### The task
Set down each entry from the block beneath, exactly as written.

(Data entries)
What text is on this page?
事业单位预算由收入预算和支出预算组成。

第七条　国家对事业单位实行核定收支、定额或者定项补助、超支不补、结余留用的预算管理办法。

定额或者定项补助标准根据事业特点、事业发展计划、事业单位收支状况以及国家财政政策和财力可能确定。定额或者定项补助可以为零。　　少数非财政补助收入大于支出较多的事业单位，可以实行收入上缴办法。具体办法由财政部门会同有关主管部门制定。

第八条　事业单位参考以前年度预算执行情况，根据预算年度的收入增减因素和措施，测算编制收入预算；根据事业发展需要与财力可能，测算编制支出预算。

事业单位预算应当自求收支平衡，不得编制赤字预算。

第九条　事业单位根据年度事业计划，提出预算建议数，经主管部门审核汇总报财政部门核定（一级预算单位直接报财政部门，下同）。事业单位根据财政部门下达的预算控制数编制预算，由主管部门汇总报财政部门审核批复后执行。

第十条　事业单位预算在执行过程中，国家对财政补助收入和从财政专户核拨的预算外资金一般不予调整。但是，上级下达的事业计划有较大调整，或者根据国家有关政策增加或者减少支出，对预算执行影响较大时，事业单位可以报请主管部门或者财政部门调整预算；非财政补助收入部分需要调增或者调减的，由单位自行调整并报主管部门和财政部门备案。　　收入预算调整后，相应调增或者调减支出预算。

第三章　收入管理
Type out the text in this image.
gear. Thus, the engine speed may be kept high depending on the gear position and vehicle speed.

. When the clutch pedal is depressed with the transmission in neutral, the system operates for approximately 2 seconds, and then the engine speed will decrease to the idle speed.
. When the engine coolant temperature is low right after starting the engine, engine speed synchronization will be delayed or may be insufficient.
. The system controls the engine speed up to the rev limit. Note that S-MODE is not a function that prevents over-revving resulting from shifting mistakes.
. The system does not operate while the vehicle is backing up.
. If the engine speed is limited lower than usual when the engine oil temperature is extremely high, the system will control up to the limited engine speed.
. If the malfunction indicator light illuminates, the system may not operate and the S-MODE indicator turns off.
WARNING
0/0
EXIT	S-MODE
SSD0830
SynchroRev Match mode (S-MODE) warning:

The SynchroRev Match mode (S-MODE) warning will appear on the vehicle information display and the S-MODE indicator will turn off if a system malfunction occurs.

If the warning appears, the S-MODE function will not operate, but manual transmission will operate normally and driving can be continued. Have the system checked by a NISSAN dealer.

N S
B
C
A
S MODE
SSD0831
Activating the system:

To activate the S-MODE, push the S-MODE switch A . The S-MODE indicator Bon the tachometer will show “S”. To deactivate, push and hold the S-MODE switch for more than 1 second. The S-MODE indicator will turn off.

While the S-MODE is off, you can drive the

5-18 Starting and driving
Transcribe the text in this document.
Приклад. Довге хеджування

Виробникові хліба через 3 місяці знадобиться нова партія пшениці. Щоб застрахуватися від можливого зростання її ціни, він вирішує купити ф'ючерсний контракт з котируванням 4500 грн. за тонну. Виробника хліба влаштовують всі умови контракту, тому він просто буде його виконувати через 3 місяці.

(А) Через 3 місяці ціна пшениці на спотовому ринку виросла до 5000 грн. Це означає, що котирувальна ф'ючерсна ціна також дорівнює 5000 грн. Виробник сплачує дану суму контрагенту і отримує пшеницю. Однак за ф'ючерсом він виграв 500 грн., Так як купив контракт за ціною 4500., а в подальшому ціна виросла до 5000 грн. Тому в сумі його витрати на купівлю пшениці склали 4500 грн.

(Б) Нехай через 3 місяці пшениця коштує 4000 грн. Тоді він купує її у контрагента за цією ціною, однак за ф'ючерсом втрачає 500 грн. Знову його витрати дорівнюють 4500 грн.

### Right answer
What text is on this page?
事业单位预算由收入预算和支出预算组成。

第七条　国家对事业单位实行核定收支、定额或者定项补助、超支不补、结余留用的预算管理办法。

定额或者定项补助标准根据事业特点、事业发展计划、事业单位收支状况以及国家财政政策和财力可能确定。定额或者定项补助可以为零。　　少数非财政补助收入大于支出较多的事业单位，可以实行收入上缴办法。具体办法由财政部门会同有关主管部门制定。

第八条　事业单位参考以前年度预算执行情况，根据预算年度的收入增减因素和措施，测算编制收入预算；根据事业发展需要与财力可能，测算编制支出预算。

事业单位预算应当自求收支平衡，不得编制赤字预算。

第九条　事业单位根据年度事业计划，提出预算建议数，经主管部门审核汇总报财政部门核定（一级预算单位直接报财政部门，下同）。事业单位根据财政部门下达的预算控制数编制预算，由主管部门汇总报财政部门审核批复后执行。

第十条　事业单位预算在执行过程中，国家对财政补助收入和从财政专户核拨的预算外资金一般不予调整。但是，上级下达的事业计划有较大调整，或者根据国家有关政策增加或者减少支出，对预算执行影响较大时，事业单位可以报请主管部门或者财政部门调整预算；非财政补助收入部分需要调增或者调减的，由单位自行调整并报主管部门和财政部门备案。　　收入预算调整后，相应调增或者调减支出预算。

第三章　收入管理
Type out the text in this image.
gear. Thus, the engine speed may be kept high depending on the gear position and vehicle speed.

. When the clutch pedal is depressed with the transmission in neutral, the system operates for approximately 2 seconds, and then the engine speed will decrease to the idle speed.
. When the engine coolant temperature is low right after starting the engine, engine speed synchronization will be delayed or may be insufficient.
. The system controls the engine speed up to the rev limit. Note that S-MODE is not a function that prevents over-revving resulting from shifting mistakes.
. The system does not operate while the vehicle is backing up.
. If the engine speed is limited lower than usual when the engine oil temperature is extremely high, the system will control up to the limited engine speed.
. If the malfunction indicator light illuminates, the system may not operate and the S-MODE indicator turns off.
WARNING
0/0
EXIT	S-MODE
SSD0830
SynchroRev Match mode (S-MODE) warning:

The SynchroRev Match mode (S-MODE) warning will appear on the vehicle information display and the S-MODE indicator will turn off if a system malfunction occurs.

If the warning appears, the S-MODE function will not operate, but manual transmission will operate normally and driving can be continued. Have the system checked by a NISSAN dealer.

N S
B
C
A
S MODE
SSD0831
Activating the system:

To activate the S-MODE, push the S-MODE switch A . The S-MODE indicator Bon the tachometer will show “S”. To deactivate, push and hold the S-MODE switch for more than 1 second. The S-MODE indicator will turn off.

While the S-MODE is off, you can drive the

5-18 Starting and driving
Transcribe the text in this document.
Приклад. Довге хеджування

Виробникові хліба через 3 місяці знадобиться нова партія пшениці. Щоб застрахуватися від можливого зростання її ціни, він вирішує купити ф'ючерсний контракт з котируванням 4500 грн. за тонну. Виробника хліба влаштовують всі умови контракту, тому він просто буде його виконувати через 3 місяці.

(А) Через 3 місяці ціна пшениці на спотовому ринку виросла до 5000 грн. Це означає, що котирувальна ф'ючерсна ціна також дорівнює 5000 грн. Виробник сплачує дану суму контрагенту і отримує пшеницю. Однак за ф'ючерсом він виграв 500 грн., Так як купив контракт за ціною 4500., а в подальшому ціна виросла до 5000 грн. Тому в сумі його витрати на купівлю пшениці склали 4500 грн.

(Б) Нехай через 3 місяці пшениця коштує 4000 грн. Тоді він купує її у контрагента за цією ціною, однак за ф'ючерсом втрачає 500 грн. Знову його витрати дорівнюють 4500 грн.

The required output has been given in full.